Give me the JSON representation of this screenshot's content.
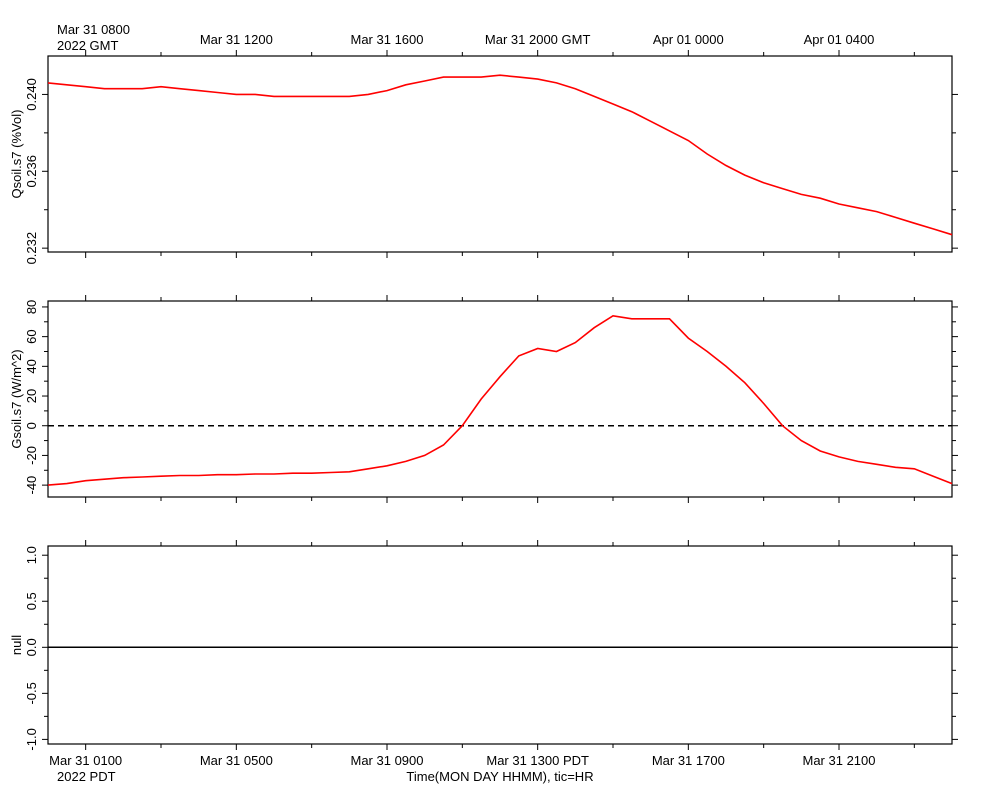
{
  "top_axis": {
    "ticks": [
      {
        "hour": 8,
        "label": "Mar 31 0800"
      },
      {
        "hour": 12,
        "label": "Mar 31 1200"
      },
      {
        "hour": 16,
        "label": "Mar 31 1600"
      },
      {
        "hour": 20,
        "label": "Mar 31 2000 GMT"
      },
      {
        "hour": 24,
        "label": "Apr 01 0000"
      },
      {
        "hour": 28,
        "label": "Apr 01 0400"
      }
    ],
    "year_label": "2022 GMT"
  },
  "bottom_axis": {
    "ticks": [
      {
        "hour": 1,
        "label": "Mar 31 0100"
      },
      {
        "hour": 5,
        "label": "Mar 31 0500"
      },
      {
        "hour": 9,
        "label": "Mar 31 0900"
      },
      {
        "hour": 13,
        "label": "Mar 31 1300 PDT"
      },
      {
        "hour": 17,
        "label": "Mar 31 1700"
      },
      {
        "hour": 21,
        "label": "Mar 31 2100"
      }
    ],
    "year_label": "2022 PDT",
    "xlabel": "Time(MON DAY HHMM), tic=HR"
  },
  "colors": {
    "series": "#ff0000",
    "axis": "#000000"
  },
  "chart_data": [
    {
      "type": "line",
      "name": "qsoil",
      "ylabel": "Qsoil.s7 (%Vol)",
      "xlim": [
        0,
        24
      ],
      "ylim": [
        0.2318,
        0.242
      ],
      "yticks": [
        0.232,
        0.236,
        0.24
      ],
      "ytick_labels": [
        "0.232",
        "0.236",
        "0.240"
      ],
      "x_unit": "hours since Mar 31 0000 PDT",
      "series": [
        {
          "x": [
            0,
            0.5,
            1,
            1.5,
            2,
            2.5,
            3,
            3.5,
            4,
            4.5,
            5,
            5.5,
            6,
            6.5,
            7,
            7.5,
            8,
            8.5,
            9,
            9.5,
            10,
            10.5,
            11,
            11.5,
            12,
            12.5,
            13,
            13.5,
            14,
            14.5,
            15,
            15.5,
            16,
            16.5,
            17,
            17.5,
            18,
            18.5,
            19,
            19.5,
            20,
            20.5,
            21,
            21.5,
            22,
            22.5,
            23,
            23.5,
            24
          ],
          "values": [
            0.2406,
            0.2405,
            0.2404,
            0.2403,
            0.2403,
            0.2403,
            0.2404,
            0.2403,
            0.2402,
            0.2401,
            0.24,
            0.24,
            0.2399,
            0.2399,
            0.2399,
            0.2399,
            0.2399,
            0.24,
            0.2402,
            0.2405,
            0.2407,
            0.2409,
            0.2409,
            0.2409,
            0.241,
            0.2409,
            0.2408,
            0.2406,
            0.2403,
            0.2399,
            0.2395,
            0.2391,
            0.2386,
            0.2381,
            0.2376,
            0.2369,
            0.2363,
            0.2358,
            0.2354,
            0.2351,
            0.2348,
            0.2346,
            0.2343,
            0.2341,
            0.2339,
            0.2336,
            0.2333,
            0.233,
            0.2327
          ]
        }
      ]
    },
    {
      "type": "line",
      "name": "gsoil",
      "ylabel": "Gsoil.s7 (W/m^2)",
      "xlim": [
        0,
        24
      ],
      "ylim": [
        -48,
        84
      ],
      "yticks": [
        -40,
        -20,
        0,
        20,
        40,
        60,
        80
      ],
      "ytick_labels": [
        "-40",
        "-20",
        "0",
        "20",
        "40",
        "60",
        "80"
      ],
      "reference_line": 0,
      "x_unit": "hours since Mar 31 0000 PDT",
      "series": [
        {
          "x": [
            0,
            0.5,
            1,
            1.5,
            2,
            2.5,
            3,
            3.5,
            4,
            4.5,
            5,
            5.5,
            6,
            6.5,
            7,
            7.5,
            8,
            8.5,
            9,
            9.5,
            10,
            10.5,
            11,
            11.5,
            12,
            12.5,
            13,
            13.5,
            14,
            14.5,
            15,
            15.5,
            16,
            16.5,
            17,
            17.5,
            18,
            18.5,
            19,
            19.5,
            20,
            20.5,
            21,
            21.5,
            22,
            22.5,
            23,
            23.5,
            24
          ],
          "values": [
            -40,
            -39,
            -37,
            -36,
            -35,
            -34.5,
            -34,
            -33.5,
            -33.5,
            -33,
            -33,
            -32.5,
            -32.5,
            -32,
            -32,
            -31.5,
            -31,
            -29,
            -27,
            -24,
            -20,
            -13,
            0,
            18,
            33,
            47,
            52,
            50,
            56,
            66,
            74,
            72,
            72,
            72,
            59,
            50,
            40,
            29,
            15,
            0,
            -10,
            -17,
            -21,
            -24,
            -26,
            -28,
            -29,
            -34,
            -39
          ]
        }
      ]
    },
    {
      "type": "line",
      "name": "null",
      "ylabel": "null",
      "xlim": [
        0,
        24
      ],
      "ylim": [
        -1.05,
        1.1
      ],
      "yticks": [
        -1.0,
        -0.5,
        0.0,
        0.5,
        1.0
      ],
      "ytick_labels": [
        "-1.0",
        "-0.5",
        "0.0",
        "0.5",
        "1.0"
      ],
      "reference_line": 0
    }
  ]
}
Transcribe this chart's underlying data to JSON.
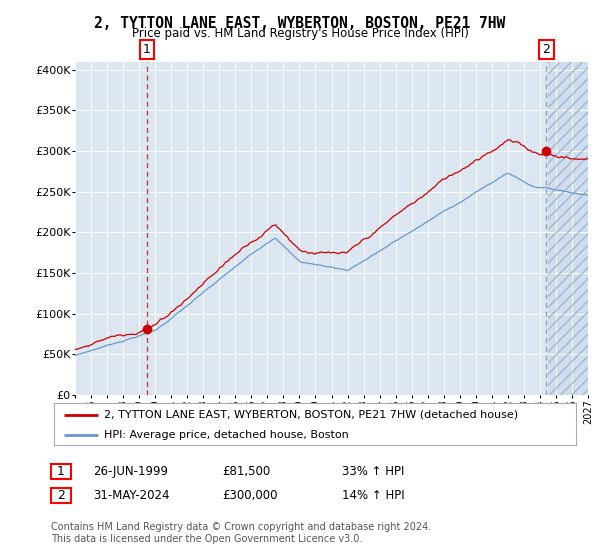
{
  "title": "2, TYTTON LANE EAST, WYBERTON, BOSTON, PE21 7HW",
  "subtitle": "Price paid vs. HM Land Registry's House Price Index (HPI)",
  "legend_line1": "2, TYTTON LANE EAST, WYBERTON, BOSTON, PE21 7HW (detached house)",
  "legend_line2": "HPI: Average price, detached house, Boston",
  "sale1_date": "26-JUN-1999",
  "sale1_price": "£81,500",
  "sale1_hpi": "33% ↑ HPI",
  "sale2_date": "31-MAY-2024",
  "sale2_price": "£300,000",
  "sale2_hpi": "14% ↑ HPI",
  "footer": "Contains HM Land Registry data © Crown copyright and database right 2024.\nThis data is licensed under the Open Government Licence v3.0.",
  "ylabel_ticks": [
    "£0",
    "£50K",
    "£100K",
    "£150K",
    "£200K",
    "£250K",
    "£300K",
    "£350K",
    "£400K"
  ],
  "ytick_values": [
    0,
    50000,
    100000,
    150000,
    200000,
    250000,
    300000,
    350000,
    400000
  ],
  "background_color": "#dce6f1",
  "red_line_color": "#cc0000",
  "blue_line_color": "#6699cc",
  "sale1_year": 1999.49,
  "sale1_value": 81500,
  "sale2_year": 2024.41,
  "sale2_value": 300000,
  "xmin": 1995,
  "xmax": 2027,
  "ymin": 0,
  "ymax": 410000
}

□ □ □

» **WRITTEN REQUEST**
Report every line in the data above in which the word "JSON" appears.

» **EXPECTED ANSWER**
Give me the JSON representation of this screenshot's content.
Transcribe this chart's underlying data to JSON.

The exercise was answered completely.